### EXERCISE PROMPT
Locate each line holding the string "construction" and copy it.

◆ ◆ ◆

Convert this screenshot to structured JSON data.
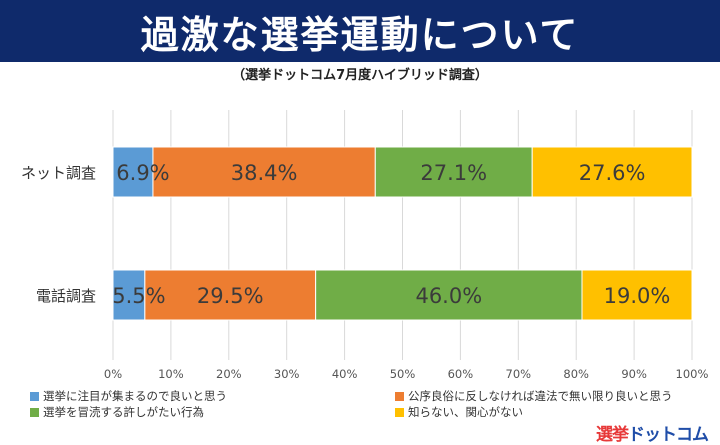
{
  "title": "過激な選挙運動について",
  "subtitle": "（選挙ドットコム7月度ハイブリッド調査）",
  "logo": {
    "part1": "選挙",
    "part2": "ドットコム"
  },
  "colors": [
    "#5b9bd5",
    "#ed7d31",
    "#70ad47",
    "#ffc000"
  ],
  "chart_data": {
    "type": "bar",
    "orientation": "horizontal-stacked-100",
    "categories": [
      "ネット調査",
      "電話調査"
    ],
    "series": [
      {
        "name": "選挙に注目が集まるので良いと思う",
        "values": [
          6.9,
          5.5
        ]
      },
      {
        "name": "公序良俗に反しなければ違法で無い限り良いと思う",
        "values": [
          38.4,
          29.5
        ]
      },
      {
        "name": "選挙を冒涜する許しがたい行為",
        "values": [
          27.1,
          46.0
        ]
      },
      {
        "name": "知らない、関心がない",
        "values": [
          27.6,
          19.0
        ]
      }
    ],
    "data_labels": [
      [
        "6.9%",
        "38.4%",
        "27.1%",
        "27.6%"
      ],
      [
        "5.5%",
        "29.5%",
        "46.0%",
        "19.0%"
      ]
    ],
    "xlim": [
      0,
      100
    ],
    "x_ticks": [
      "0%",
      "10%",
      "20%",
      "30%",
      "40%",
      "50%",
      "60%",
      "70%",
      "80%",
      "90%",
      "100%"
    ],
    "legend_position": "bottom",
    "grid": true
  }
}
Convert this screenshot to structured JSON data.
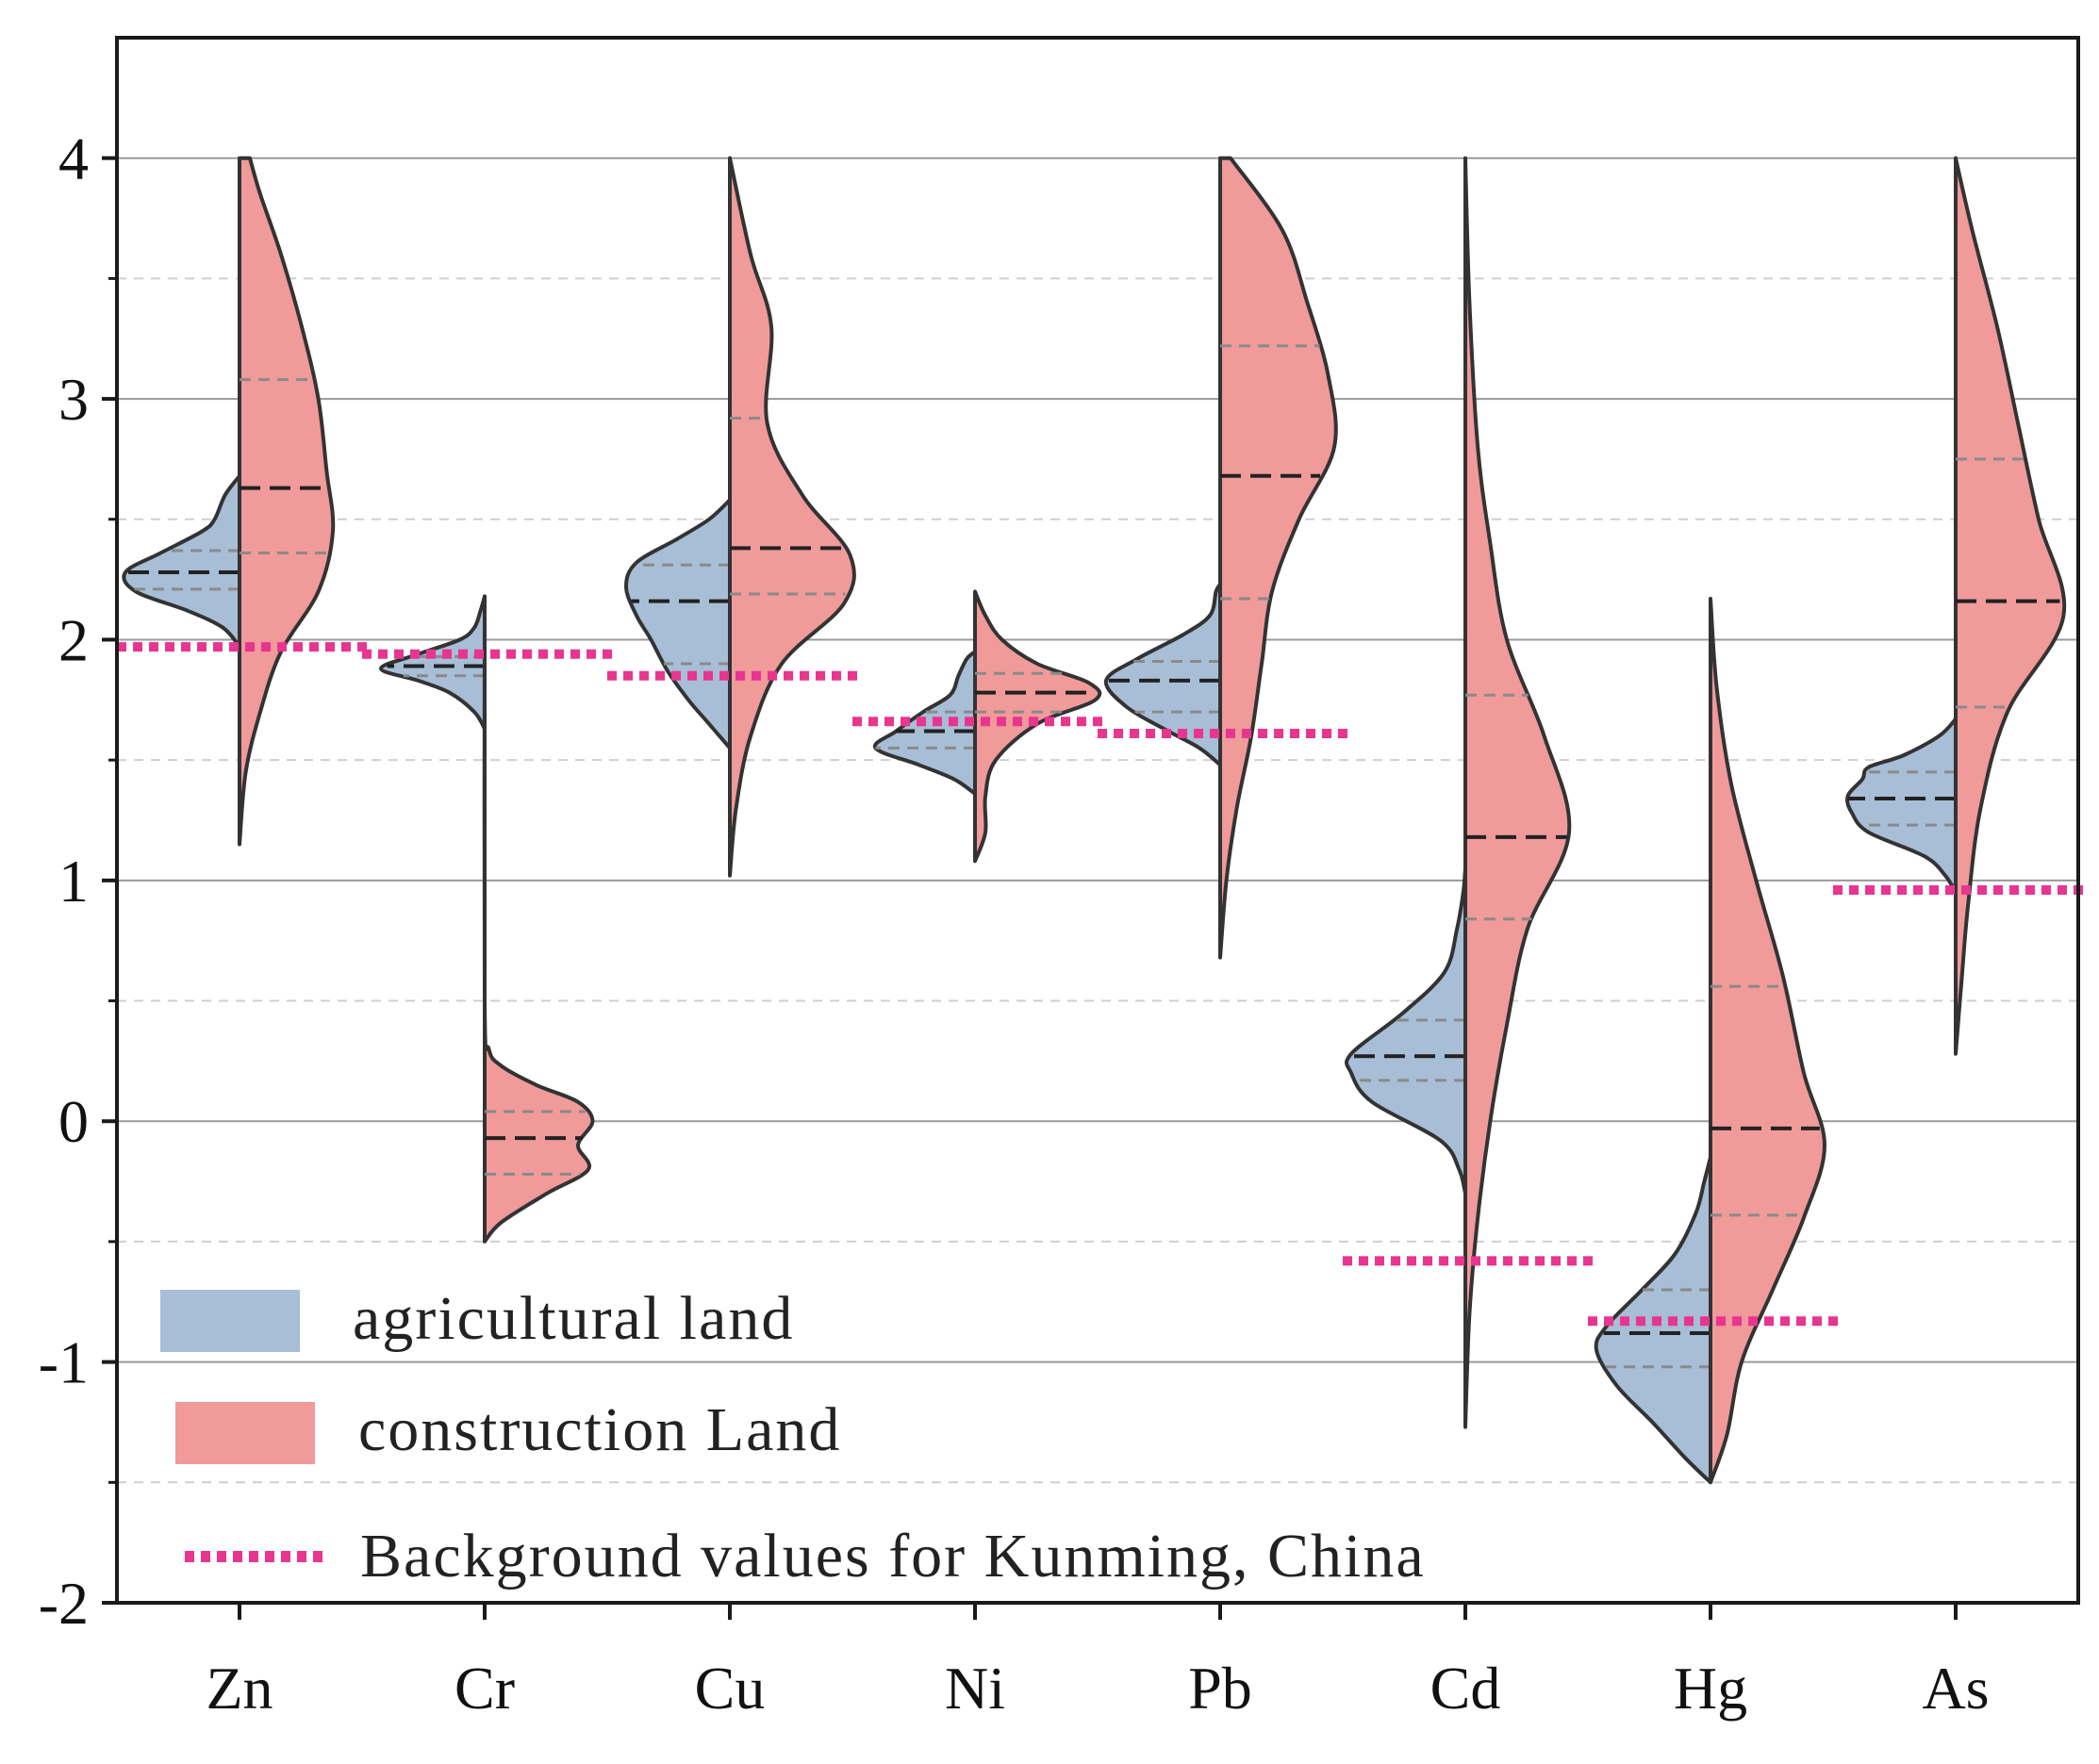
{
  "chart_data": {
    "type": "split-violin",
    "title": "",
    "xlabel": "",
    "ylabel": "",
    "ylim": [
      -2,
      4.5
    ],
    "yticks": [
      -2,
      -1,
      0,
      1,
      2,
      3,
      4
    ],
    "ytick_labels": [
      "-2",
      "-1",
      "0",
      "1",
      "2",
      "3",
      "4"
    ],
    "minor_grid": [
      -1.5,
      -0.5,
      0.5,
      1.5,
      2.5,
      3.5
    ],
    "categories": [
      "Zn",
      "Cr",
      "Cu",
      "Ni",
      "Pb",
      "Cd",
      "Hg",
      "As"
    ],
    "colors": {
      "agricultural": "#a7bed6",
      "construction": "#f09a9a",
      "background_line": "#e8358f",
      "outline": "#333333"
    },
    "legend": [
      {
        "key": "agricultural",
        "label": "agricultural land"
      },
      {
        "key": "construction",
        "label": "construction Land"
      },
      {
        "key": "background",
        "label": "Background values for Kunming, China"
      }
    ],
    "series": [
      {
        "name": "agricultural land",
        "side": "left",
        "violins": [
          {
            "category": "Zn",
            "min": 1.97,
            "max": 2.68,
            "median": 2.28,
            "q1": 2.21,
            "q3": 2.37,
            "profile": [
              [
                1.97,
                0
              ],
              [
                2.05,
                0.08
              ],
              [
                2.12,
                0.25
              ],
              [
                2.2,
                0.5
              ],
              [
                2.28,
                0.55
              ],
              [
                2.36,
                0.38
              ],
              [
                2.45,
                0.18
              ],
              [
                2.5,
                0.12
              ],
              [
                2.6,
                0.07
              ],
              [
                2.68,
                0
              ]
            ]
          },
          {
            "category": "Cr",
            "min": 1.63,
            "max": 2.18,
            "median": 1.89,
            "q1": 1.85,
            "q3": 1.93,
            "profile": [
              [
                1.63,
                0
              ],
              [
                1.7,
                0.05
              ],
              [
                1.78,
                0.17
              ],
              [
                1.83,
                0.32
              ],
              [
                1.88,
                0.5
              ],
              [
                1.94,
                0.32
              ],
              [
                2.0,
                0.12
              ],
              [
                2.05,
                0.05
              ],
              [
                2.12,
                0.02
              ],
              [
                2.18,
                0
              ]
            ]
          },
          {
            "category": "Cu",
            "min": 1.55,
            "max": 2.58,
            "median": 2.16,
            "q1": 1.9,
            "q3": 2.31,
            "profile": [
              [
                1.55,
                0
              ],
              [
                1.65,
                0.1
              ],
              [
                1.75,
                0.2
              ],
              [
                1.87,
                0.3
              ],
              [
                2.0,
                0.38
              ],
              [
                2.1,
                0.45
              ],
              [
                2.22,
                0.5
              ],
              [
                2.32,
                0.45
              ],
              [
                2.42,
                0.25
              ],
              [
                2.5,
                0.1
              ],
              [
                2.58,
                0
              ]
            ]
          },
          {
            "category": "Ni",
            "min": 1.36,
            "max": 1.95,
            "median": 1.62,
            "q1": 1.55,
            "q3": 1.7,
            "profile": [
              [
                1.36,
                0
              ],
              [
                1.42,
                0.1
              ],
              [
                1.48,
                0.27
              ],
              [
                1.55,
                0.48
              ],
              [
                1.62,
                0.38
              ],
              [
                1.7,
                0.25
              ],
              [
                1.77,
                0.12
              ],
              [
                1.85,
                0.08
              ],
              [
                1.92,
                0.04
              ],
              [
                1.95,
                0
              ]
            ]
          },
          {
            "category": "Pb",
            "min": 1.48,
            "max": 2.23,
            "median": 1.83,
            "q1": 1.7,
            "q3": 1.91,
            "profile": [
              [
                1.48,
                0
              ],
              [
                1.55,
                0.1
              ],
              [
                1.62,
                0.25
              ],
              [
                1.72,
                0.45
              ],
              [
                1.83,
                0.55
              ],
              [
                1.92,
                0.4
              ],
              [
                2.02,
                0.18
              ],
              [
                2.1,
                0.05
              ],
              [
                2.2,
                0.02
              ],
              [
                2.23,
                0
              ]
            ]
          },
          {
            "category": "Cd",
            "min": -0.3,
            "max": 1.05,
            "median": 0.27,
            "q1": 0.17,
            "q3": 0.42,
            "profile": [
              [
                -0.3,
                0
              ],
              [
                -0.2,
                0.03
              ],
              [
                -0.08,
                0.12
              ],
              [
                0.08,
                0.45
              ],
              [
                0.2,
                0.55
              ],
              [
                0.28,
                0.55
              ],
              [
                0.45,
                0.3
              ],
              [
                0.62,
                0.1
              ],
              [
                0.8,
                0.04
              ],
              [
                0.95,
                0.01
              ],
              [
                1.05,
                0
              ]
            ]
          },
          {
            "category": "Hg",
            "min": -1.5,
            "max": -0.15,
            "median": -0.88,
            "q1": -1.02,
            "q3": -0.7,
            "profile": [
              [
                -1.5,
                0
              ],
              [
                -1.4,
                0.12
              ],
              [
                -1.25,
                0.28
              ],
              [
                -1.1,
                0.45
              ],
              [
                -0.95,
                0.55
              ],
              [
                -0.85,
                0.5
              ],
              [
                -0.7,
                0.33
              ],
              [
                -0.55,
                0.17
              ],
              [
                -0.38,
                0.07
              ],
              [
                -0.25,
                0.03
              ],
              [
                -0.15,
                0
              ]
            ]
          },
          {
            "category": "As",
            "min": 0.95,
            "max": 1.67,
            "median": 1.34,
            "q1": 1.23,
            "q3": 1.45,
            "profile": [
              [
                0.95,
                0
              ],
              [
                1.02,
                0.05
              ],
              [
                1.1,
                0.15
              ],
              [
                1.2,
                0.42
              ],
              [
                1.28,
                0.5
              ],
              [
                1.35,
                0.52
              ],
              [
                1.42,
                0.45
              ],
              [
                1.47,
                0.42
              ],
              [
                1.52,
                0.25
              ],
              [
                1.6,
                0.08
              ],
              [
                1.67,
                0
              ]
            ]
          }
        ]
      },
      {
        "name": "construction Land",
        "side": "right",
        "violins": [
          {
            "category": "Zn",
            "min": 1.15,
            "max": 4.0,
            "median": 2.63,
            "q1": 2.36,
            "q3": 3.08,
            "profile": [
              [
                1.15,
                0
              ],
              [
                1.45,
                0.03
              ],
              [
                1.7,
                0.1
              ],
              [
                1.95,
                0.2
              ],
              [
                2.2,
                0.38
              ],
              [
                2.45,
                0.45
              ],
              [
                2.7,
                0.42
              ],
              [
                3.0,
                0.38
              ],
              [
                3.3,
                0.3
              ],
              [
                3.6,
                0.2
              ],
              [
                3.85,
                0.1
              ],
              [
                4.0,
                0.05
              ]
            ]
          },
          {
            "category": "Cr",
            "min": -0.5,
            "max": 2.18,
            "median": -0.07,
            "q1": -0.22,
            "q3": 0.04,
            "profile": [
              [
                -0.5,
                0
              ],
              [
                -0.42,
                0.08
              ],
              [
                -0.3,
                0.3
              ],
              [
                -0.2,
                0.5
              ],
              [
                -0.1,
                0.45
              ],
              [
                0.0,
                0.52
              ],
              [
                0.08,
                0.45
              ],
              [
                0.15,
                0.25
              ],
              [
                0.23,
                0.08
              ],
              [
                0.3,
                0.02
              ],
              [
                0.5,
                0
              ],
              [
                2.18,
                0
              ]
            ]
          },
          {
            "category": "Cu",
            "min": 1.02,
            "max": 4.0,
            "median": 2.38,
            "q1": 2.19,
            "q3": 2.92,
            "profile": [
              [
                1.02,
                0
              ],
              [
                1.3,
                0.03
              ],
              [
                1.6,
                0.1
              ],
              [
                1.9,
                0.25
              ],
              [
                2.15,
                0.55
              ],
              [
                2.35,
                0.58
              ],
              [
                2.6,
                0.35
              ],
              [
                2.9,
                0.18
              ],
              [
                3.3,
                0.2
              ],
              [
                3.6,
                0.1
              ],
              [
                4.0,
                0
              ]
            ]
          },
          {
            "category": "Ni",
            "min": 1.08,
            "max": 2.2,
            "median": 1.78,
            "q1": 1.7,
            "q3": 1.86,
            "profile": [
              [
                1.08,
                0
              ],
              [
                1.2,
                0.05
              ],
              [
                1.35,
                0.05
              ],
              [
                1.5,
                0.1
              ],
              [
                1.65,
                0.3
              ],
              [
                1.75,
                0.58
              ],
              [
                1.82,
                0.55
              ],
              [
                1.9,
                0.3
              ],
              [
                2.0,
                0.13
              ],
              [
                2.1,
                0.05
              ],
              [
                2.2,
                0
              ]
            ]
          },
          {
            "category": "Pb",
            "min": 0.68,
            "max": 4.0,
            "median": 2.68,
            "q1": 2.17,
            "q3": 3.22,
            "profile": [
              [
                0.68,
                0
              ],
              [
                1.0,
                0.03
              ],
              [
                1.3,
                0.08
              ],
              [
                1.6,
                0.15
              ],
              [
                1.9,
                0.2
              ],
              [
                2.2,
                0.25
              ],
              [
                2.5,
                0.38
              ],
              [
                2.8,
                0.55
              ],
              [
                3.1,
                0.52
              ],
              [
                3.4,
                0.42
              ],
              [
                3.7,
                0.3
              ],
              [
                4.0,
                0.05
              ]
            ]
          },
          {
            "category": "Cd",
            "min": -1.27,
            "max": 4.0,
            "median": 1.18,
            "q1": 0.84,
            "q3": 1.77,
            "profile": [
              [
                -1.27,
                0
              ],
              [
                -0.8,
                0.02
              ],
              [
                -0.4,
                0.06
              ],
              [
                0.0,
                0.12
              ],
              [
                0.4,
                0.2
              ],
              [
                0.8,
                0.3
              ],
              [
                1.2,
                0.5
              ],
              [
                1.6,
                0.38
              ],
              [
                2.0,
                0.2
              ],
              [
                2.4,
                0.12
              ],
              [
                2.8,
                0.06
              ],
              [
                3.4,
                0.02
              ],
              [
                4.0,
                0
              ]
            ]
          },
          {
            "category": "Hg",
            "min": -1.5,
            "max": 2.17,
            "median": -0.03,
            "q1": -0.39,
            "q3": 0.56,
            "profile": [
              [
                -1.5,
                0
              ],
              [
                -1.3,
                0.08
              ],
              [
                -1.0,
                0.15
              ],
              [
                -0.7,
                0.3
              ],
              [
                -0.4,
                0.45
              ],
              [
                -0.1,
                0.55
              ],
              [
                0.2,
                0.45
              ],
              [
                0.6,
                0.35
              ],
              [
                1.0,
                0.22
              ],
              [
                1.4,
                0.1
              ],
              [
                1.8,
                0.03
              ],
              [
                2.17,
                0
              ]
            ]
          },
          {
            "category": "As",
            "min": 0.28,
            "max": 4.0,
            "median": 2.16,
            "q1": 1.72,
            "q3": 2.75,
            "profile": [
              [
                0.28,
                0
              ],
              [
                0.6,
                0.03
              ],
              [
                0.9,
                0.06
              ],
              [
                1.3,
                0.12
              ],
              [
                1.7,
                0.25
              ],
              [
                2.1,
                0.52
              ],
              [
                2.5,
                0.4
              ],
              [
                2.9,
                0.3
              ],
              [
                3.3,
                0.2
              ],
              [
                3.7,
                0.08
              ],
              [
                4.0,
                0
              ]
            ]
          }
        ]
      }
    ],
    "background_values": [
      {
        "category": "Zn",
        "value": 1.97
      },
      {
        "category": "Cr",
        "value": 1.94
      },
      {
        "category": "Cu",
        "value": 1.85
      },
      {
        "category": "Ni",
        "value": 1.66
      },
      {
        "category": "Pb",
        "value": 1.61
      },
      {
        "category": "Cd",
        "value": -0.58
      },
      {
        "category": "Hg",
        "value": -0.83
      },
      {
        "category": "As",
        "value": 0.96
      }
    ]
  }
}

◆ ◆ ◆

### EXPECTED OUTPUT
      "construction": "#f09a9a",
        "key": "construction",
        "label": "construction Land"
        "name": "construction Land",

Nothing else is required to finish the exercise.